Exercise — Scan the listing below. Report each line that includes "الآخر".

Entries taken from a collection —
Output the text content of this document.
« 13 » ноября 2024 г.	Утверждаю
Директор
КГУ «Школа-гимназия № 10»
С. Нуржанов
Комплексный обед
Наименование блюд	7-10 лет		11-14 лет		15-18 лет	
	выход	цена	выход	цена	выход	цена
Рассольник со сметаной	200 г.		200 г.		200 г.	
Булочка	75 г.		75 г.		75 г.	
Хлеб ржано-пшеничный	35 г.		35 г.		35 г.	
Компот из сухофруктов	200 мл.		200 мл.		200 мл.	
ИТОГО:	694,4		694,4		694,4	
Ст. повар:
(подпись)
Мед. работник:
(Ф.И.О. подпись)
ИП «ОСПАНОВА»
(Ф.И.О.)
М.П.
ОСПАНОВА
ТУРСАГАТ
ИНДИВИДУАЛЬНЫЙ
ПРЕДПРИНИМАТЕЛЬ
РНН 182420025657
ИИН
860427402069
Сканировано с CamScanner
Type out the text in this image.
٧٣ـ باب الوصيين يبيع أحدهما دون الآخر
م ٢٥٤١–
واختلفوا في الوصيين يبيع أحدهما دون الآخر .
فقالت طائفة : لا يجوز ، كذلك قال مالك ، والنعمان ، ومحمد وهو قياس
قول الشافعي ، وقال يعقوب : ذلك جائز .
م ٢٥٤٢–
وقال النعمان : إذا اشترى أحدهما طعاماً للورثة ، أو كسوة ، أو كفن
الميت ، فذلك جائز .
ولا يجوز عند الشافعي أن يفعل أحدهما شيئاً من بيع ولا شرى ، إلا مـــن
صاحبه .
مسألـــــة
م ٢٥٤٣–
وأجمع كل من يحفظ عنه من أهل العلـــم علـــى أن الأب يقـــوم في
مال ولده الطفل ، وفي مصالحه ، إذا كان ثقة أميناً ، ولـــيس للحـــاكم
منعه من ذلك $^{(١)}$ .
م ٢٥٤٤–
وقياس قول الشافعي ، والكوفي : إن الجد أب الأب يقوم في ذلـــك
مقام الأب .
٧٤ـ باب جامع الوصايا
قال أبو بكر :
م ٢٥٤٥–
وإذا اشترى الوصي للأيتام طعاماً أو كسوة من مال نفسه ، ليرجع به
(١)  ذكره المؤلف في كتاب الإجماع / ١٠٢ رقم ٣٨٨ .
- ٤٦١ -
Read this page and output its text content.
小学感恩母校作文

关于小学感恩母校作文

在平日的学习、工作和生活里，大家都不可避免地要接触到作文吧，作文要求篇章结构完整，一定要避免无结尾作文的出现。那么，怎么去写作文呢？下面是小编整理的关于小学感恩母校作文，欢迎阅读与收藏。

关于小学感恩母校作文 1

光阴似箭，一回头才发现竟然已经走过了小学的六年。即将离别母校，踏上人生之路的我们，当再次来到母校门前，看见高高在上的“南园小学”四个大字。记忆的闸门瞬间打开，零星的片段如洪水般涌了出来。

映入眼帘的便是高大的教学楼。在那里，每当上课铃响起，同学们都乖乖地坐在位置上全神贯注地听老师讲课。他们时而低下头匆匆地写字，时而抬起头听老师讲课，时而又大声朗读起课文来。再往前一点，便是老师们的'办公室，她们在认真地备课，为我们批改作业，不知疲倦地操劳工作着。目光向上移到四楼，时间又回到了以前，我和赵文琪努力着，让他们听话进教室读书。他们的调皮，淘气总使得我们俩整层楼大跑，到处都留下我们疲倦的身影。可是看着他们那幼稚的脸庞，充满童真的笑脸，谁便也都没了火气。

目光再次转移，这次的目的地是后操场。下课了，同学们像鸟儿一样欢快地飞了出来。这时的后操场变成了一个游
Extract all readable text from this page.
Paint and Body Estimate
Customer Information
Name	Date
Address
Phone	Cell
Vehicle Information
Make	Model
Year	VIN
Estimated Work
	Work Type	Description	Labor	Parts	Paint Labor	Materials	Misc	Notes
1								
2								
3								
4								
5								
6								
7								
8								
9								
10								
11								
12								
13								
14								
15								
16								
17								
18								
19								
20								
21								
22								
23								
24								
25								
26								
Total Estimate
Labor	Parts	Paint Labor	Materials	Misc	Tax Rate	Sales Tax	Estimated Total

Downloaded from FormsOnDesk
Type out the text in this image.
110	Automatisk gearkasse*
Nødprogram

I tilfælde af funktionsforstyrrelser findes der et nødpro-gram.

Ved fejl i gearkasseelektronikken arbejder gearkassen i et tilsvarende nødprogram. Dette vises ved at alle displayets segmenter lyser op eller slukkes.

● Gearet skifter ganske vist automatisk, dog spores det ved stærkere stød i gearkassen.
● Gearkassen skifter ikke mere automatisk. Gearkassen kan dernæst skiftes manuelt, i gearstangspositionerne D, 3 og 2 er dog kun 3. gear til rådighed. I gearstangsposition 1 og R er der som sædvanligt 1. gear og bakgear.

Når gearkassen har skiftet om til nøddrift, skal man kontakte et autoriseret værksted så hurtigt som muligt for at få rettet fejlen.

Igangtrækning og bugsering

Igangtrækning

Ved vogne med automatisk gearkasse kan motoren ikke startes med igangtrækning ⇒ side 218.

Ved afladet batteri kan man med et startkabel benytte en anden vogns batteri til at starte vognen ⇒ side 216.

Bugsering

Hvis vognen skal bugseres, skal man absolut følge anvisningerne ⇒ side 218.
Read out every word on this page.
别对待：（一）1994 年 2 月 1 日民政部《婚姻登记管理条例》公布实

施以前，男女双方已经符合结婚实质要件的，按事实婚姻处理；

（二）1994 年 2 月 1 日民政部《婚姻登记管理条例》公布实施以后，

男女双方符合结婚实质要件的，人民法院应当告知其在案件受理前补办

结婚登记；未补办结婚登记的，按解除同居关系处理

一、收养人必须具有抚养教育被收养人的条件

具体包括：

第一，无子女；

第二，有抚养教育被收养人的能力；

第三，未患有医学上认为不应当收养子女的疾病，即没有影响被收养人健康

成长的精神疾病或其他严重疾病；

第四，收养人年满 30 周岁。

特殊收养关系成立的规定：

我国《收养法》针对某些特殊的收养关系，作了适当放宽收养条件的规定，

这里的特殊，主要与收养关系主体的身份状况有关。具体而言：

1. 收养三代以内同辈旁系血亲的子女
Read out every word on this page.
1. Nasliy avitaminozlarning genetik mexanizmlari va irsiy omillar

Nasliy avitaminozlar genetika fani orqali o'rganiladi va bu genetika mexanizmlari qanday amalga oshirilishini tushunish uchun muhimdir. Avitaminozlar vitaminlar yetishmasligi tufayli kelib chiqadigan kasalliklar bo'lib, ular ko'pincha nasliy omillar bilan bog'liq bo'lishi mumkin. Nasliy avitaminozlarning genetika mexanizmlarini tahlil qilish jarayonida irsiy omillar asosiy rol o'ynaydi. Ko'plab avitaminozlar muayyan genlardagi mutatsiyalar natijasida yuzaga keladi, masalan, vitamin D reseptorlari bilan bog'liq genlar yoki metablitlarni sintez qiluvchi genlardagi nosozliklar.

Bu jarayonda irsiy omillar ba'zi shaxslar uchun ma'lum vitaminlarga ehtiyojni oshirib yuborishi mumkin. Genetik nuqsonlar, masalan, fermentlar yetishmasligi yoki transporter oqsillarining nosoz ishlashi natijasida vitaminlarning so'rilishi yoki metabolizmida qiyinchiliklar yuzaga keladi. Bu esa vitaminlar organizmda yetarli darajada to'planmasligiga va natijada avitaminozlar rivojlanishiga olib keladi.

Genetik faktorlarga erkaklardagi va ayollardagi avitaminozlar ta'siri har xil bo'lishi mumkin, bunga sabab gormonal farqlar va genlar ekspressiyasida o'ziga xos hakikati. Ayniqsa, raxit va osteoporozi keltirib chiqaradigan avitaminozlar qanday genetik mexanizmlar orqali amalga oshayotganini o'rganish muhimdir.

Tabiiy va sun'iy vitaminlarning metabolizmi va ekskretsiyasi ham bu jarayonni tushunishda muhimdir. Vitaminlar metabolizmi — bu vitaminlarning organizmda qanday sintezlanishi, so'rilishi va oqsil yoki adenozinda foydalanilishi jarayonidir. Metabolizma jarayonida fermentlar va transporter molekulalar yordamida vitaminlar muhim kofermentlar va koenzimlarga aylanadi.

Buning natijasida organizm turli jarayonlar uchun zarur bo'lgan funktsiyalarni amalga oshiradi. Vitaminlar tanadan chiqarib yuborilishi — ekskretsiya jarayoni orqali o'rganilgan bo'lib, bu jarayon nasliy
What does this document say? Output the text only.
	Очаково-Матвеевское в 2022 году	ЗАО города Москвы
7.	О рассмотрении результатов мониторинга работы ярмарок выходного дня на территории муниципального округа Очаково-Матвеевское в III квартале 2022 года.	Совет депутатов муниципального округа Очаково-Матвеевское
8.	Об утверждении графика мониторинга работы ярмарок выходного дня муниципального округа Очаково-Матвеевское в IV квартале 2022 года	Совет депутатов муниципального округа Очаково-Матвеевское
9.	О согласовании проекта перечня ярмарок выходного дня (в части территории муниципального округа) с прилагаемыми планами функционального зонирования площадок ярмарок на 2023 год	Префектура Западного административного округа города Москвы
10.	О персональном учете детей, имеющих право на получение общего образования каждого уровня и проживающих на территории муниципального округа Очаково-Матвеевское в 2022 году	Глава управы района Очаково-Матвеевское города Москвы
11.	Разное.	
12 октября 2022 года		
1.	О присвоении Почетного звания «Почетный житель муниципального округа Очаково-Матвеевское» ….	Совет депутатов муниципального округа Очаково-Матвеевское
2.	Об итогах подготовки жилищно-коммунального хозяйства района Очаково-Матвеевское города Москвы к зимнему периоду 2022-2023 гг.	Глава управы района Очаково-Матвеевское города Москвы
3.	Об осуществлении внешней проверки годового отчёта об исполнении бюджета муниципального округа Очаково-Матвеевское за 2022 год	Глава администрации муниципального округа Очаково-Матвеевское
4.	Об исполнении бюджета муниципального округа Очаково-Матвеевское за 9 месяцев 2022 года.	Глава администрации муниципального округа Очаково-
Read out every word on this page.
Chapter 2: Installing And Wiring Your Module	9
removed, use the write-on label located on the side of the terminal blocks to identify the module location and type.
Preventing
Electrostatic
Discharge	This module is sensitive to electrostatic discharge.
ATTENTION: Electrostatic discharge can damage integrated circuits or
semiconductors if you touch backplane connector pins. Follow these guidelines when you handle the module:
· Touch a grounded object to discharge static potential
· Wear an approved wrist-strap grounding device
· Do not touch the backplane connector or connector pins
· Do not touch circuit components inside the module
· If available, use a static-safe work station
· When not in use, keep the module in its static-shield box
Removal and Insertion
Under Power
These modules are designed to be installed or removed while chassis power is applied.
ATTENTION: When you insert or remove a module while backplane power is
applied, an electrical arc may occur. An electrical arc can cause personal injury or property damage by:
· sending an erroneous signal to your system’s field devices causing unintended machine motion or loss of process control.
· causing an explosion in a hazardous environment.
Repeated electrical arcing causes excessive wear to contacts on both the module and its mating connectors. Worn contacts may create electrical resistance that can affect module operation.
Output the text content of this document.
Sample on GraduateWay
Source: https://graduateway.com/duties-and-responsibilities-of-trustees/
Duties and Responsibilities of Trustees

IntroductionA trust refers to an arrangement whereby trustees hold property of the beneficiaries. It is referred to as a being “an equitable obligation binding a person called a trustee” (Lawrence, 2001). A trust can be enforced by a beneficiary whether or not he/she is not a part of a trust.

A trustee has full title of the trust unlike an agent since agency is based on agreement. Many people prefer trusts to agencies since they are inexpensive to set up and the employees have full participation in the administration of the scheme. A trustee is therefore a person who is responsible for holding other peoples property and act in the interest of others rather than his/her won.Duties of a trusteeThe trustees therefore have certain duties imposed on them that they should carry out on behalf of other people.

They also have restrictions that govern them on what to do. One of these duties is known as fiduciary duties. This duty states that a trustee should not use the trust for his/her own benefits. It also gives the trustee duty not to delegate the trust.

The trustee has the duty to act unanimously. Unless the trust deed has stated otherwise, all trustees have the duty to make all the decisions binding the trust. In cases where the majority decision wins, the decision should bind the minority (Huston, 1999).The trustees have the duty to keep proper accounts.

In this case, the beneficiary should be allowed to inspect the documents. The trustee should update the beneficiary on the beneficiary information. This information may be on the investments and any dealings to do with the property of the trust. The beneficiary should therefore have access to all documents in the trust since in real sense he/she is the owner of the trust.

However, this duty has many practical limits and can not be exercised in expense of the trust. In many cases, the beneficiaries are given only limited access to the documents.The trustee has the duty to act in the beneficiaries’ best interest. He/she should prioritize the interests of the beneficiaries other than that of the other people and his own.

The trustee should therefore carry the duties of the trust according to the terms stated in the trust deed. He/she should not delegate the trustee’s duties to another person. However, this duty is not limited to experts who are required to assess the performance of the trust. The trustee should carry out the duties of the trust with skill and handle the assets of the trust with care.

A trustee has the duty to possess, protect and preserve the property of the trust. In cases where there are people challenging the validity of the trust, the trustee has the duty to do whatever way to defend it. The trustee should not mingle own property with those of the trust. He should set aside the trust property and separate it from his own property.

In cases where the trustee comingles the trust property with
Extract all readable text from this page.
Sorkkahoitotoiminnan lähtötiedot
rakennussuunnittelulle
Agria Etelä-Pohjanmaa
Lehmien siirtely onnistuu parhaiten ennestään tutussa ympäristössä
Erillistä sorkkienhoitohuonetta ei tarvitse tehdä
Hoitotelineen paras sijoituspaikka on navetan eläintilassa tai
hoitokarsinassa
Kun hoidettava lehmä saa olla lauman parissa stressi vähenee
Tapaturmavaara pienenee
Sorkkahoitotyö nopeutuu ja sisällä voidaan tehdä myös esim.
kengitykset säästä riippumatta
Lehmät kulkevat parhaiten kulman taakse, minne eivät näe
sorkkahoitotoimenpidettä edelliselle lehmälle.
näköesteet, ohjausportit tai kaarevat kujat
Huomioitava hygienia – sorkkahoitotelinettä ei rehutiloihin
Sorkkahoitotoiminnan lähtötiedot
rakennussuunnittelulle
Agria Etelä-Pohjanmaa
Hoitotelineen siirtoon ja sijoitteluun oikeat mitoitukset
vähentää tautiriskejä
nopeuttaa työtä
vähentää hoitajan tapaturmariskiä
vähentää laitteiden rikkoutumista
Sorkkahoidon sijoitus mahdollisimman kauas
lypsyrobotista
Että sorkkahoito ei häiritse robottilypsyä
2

Problem solution —
٧٣ـ باب الوصيين يبيع أحدهما دون الآخر
واختلفوا في الوصيين يبيع أحدهما دون الآخر .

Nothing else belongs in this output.